== RECORDS ==

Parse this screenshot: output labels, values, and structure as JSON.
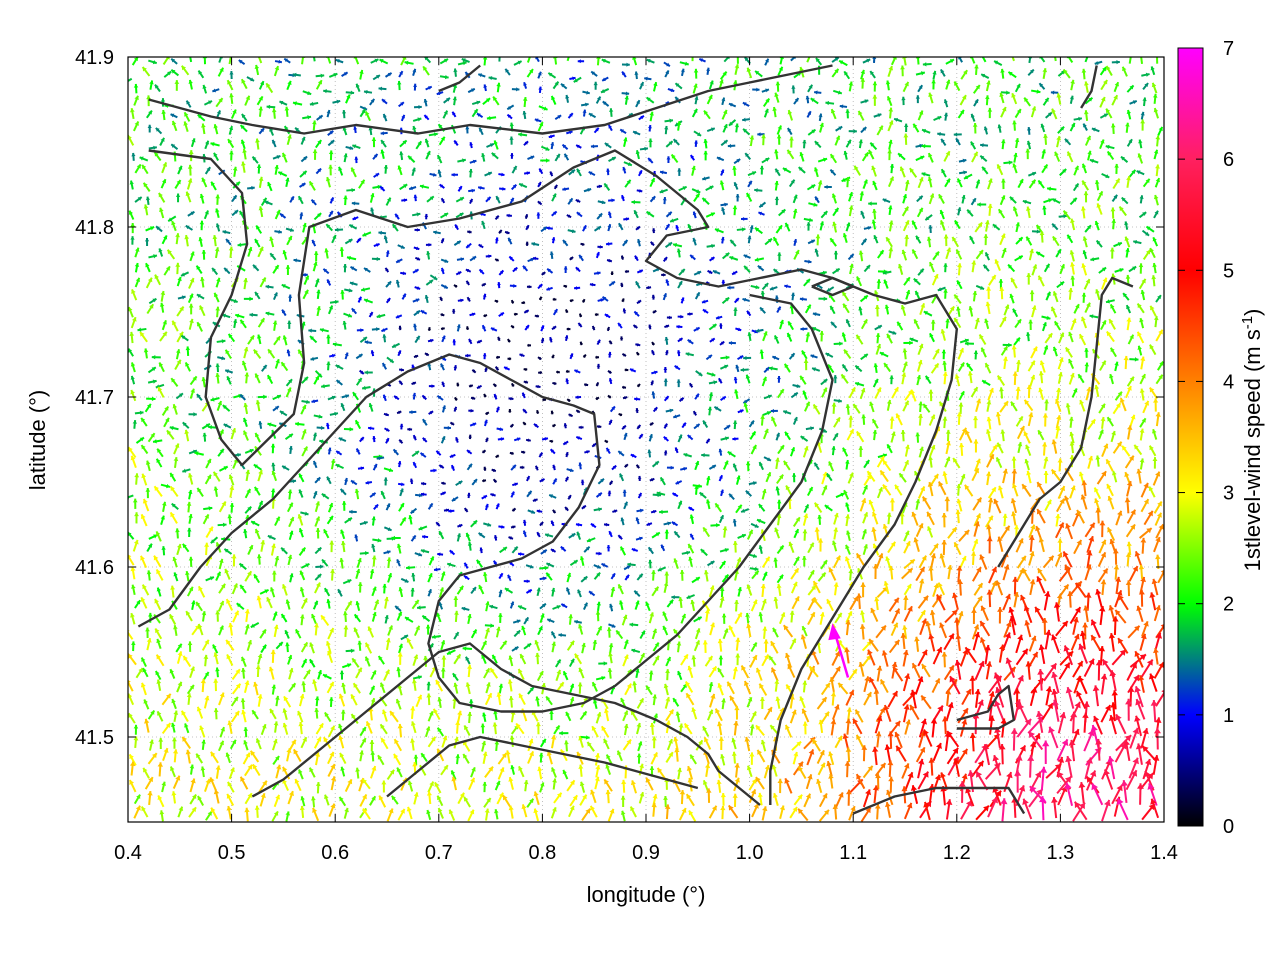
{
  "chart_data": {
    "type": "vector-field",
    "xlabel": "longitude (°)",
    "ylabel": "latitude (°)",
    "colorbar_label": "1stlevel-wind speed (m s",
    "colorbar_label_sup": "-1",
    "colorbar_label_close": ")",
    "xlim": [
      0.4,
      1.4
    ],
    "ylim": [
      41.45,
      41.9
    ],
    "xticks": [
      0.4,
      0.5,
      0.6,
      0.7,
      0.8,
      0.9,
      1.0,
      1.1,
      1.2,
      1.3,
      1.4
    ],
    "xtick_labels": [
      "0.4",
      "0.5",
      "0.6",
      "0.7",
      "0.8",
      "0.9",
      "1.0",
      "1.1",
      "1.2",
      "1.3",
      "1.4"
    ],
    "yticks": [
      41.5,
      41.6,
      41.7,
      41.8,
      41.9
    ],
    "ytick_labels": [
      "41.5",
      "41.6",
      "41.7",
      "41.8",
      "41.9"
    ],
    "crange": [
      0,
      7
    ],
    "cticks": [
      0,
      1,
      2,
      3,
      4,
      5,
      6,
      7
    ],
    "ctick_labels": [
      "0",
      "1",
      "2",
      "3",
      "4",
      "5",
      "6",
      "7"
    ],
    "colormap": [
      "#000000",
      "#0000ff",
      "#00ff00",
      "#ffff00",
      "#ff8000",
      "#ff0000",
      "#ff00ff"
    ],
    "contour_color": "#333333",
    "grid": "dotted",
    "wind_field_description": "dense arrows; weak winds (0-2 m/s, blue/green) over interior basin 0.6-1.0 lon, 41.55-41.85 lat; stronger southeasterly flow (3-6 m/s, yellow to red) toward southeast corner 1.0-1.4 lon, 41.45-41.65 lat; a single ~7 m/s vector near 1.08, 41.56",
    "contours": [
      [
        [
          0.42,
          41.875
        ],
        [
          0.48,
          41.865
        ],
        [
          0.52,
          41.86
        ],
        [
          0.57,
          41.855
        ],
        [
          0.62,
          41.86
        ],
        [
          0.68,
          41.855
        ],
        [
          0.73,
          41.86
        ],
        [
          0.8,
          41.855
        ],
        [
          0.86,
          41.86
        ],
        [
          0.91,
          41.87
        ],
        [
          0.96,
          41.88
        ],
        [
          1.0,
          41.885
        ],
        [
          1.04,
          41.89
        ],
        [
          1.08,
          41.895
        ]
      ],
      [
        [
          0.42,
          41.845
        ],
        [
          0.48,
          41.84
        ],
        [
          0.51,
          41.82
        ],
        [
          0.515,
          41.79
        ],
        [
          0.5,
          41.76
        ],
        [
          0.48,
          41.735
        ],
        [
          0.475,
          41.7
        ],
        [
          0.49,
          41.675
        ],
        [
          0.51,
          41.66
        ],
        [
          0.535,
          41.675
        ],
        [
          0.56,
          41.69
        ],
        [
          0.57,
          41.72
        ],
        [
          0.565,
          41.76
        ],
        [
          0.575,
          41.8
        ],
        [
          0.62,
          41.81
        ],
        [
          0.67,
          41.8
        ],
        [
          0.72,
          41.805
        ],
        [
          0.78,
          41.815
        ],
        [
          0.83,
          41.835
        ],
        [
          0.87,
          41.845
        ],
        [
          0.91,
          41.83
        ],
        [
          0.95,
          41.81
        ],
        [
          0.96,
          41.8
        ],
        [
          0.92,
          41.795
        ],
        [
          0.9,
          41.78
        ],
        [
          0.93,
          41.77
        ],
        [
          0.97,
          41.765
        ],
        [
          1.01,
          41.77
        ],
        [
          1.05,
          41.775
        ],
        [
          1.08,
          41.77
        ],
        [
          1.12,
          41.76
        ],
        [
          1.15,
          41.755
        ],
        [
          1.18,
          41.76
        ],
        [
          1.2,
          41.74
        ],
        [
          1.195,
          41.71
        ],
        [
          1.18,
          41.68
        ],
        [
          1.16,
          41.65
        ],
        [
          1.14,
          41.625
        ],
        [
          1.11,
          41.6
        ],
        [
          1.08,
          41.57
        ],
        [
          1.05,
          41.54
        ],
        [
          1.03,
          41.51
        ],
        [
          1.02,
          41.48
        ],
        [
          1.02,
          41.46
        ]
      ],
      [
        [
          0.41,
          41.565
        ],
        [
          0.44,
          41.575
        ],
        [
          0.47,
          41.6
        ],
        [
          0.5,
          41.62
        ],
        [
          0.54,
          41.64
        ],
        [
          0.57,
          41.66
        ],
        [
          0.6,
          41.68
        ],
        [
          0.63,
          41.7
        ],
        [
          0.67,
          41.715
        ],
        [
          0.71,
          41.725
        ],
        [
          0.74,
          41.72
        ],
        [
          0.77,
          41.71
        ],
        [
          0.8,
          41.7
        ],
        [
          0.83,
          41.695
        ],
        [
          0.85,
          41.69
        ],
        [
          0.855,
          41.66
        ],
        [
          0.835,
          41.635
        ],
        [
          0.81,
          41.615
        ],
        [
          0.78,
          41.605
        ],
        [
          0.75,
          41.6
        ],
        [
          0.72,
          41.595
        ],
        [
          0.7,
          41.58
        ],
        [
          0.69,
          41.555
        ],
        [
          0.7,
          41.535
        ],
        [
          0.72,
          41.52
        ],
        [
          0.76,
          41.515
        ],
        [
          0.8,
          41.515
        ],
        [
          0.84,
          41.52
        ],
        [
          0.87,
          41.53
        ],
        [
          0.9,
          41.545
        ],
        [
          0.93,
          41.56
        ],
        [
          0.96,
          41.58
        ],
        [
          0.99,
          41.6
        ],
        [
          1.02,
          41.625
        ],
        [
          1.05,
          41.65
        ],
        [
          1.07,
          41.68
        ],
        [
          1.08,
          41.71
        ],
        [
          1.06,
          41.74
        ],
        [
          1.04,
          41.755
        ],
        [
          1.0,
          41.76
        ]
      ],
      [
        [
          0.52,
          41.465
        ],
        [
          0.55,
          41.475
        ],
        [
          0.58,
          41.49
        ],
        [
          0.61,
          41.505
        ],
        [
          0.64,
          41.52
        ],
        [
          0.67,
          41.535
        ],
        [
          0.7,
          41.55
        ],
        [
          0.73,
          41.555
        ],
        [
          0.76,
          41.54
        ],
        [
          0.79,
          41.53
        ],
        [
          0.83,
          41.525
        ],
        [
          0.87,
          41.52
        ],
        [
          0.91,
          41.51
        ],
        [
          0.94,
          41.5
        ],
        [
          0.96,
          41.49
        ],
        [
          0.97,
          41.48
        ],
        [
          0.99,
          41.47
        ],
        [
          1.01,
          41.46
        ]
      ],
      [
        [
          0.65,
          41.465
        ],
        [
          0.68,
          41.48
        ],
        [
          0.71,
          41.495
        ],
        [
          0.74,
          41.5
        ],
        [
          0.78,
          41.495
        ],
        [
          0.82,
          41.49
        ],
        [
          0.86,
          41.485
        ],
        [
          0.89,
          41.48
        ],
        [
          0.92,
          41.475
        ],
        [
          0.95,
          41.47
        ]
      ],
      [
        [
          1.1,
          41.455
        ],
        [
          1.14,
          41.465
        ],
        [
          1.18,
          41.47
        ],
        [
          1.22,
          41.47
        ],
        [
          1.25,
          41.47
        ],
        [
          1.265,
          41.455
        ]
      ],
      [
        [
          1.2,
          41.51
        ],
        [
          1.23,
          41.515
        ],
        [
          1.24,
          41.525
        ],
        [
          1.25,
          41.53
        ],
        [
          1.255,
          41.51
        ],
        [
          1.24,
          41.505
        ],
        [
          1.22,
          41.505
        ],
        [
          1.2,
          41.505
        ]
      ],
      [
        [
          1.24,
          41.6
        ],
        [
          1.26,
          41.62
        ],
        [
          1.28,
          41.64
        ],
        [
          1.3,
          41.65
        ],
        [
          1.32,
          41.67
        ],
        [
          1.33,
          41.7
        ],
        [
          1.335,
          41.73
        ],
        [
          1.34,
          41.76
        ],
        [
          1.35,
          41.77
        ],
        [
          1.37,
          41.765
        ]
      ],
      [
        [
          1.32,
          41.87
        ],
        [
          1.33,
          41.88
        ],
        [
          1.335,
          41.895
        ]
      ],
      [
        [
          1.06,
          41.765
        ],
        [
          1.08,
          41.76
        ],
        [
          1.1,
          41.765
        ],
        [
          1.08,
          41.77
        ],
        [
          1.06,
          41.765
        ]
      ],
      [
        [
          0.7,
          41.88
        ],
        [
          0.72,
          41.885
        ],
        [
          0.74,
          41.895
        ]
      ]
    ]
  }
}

===
== RECORDS ==

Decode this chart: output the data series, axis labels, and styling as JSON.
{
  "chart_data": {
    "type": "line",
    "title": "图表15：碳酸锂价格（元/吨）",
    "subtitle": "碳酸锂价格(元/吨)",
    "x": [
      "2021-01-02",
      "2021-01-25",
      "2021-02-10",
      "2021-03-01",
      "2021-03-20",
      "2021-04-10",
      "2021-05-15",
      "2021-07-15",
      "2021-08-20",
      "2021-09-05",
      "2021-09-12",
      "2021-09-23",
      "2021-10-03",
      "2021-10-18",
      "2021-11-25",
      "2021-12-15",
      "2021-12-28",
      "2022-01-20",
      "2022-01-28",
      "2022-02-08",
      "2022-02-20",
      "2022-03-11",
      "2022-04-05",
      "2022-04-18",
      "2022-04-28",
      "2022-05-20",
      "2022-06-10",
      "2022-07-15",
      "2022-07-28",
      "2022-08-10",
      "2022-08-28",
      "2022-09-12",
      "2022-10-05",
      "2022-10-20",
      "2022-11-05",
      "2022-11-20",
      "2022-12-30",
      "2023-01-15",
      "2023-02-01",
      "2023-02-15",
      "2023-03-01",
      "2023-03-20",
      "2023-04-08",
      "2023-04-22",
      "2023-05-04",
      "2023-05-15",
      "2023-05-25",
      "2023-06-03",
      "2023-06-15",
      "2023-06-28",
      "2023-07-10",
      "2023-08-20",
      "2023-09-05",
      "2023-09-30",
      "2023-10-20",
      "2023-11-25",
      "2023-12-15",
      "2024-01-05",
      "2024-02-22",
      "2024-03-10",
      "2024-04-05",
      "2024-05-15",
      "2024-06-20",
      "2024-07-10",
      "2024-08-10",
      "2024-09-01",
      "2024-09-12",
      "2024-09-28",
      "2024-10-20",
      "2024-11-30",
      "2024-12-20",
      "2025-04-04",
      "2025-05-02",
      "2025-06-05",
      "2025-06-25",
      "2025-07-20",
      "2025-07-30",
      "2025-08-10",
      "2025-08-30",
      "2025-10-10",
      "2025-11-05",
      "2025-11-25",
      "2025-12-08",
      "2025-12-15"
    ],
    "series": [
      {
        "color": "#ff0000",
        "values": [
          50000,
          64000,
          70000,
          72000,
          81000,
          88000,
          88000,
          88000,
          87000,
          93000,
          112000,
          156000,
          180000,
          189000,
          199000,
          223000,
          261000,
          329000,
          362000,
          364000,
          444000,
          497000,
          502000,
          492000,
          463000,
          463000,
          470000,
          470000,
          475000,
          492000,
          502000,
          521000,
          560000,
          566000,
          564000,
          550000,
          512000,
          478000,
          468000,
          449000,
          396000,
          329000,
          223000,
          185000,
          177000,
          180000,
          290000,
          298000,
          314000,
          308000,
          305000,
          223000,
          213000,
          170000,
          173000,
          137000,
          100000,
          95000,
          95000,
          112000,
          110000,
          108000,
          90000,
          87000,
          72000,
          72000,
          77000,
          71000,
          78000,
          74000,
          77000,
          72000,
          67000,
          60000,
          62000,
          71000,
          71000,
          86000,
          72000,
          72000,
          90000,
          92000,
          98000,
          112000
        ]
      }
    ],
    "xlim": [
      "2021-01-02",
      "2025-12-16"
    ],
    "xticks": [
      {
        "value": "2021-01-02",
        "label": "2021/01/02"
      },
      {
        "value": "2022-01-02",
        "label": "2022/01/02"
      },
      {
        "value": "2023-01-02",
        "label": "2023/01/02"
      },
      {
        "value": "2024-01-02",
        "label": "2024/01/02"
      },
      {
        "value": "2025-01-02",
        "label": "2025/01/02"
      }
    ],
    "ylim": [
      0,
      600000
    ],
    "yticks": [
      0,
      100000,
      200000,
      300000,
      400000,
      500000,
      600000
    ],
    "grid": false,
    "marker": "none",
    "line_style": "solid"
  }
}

===

(WHAT YOU ARE ASKED TO DO) Out of the preceding entries, pull every line containing the string "series".

(ANSWER FOR THIS EXERCISE)
Decode this chart: output the data series, axis labels, and styling as JSON.
    "series": [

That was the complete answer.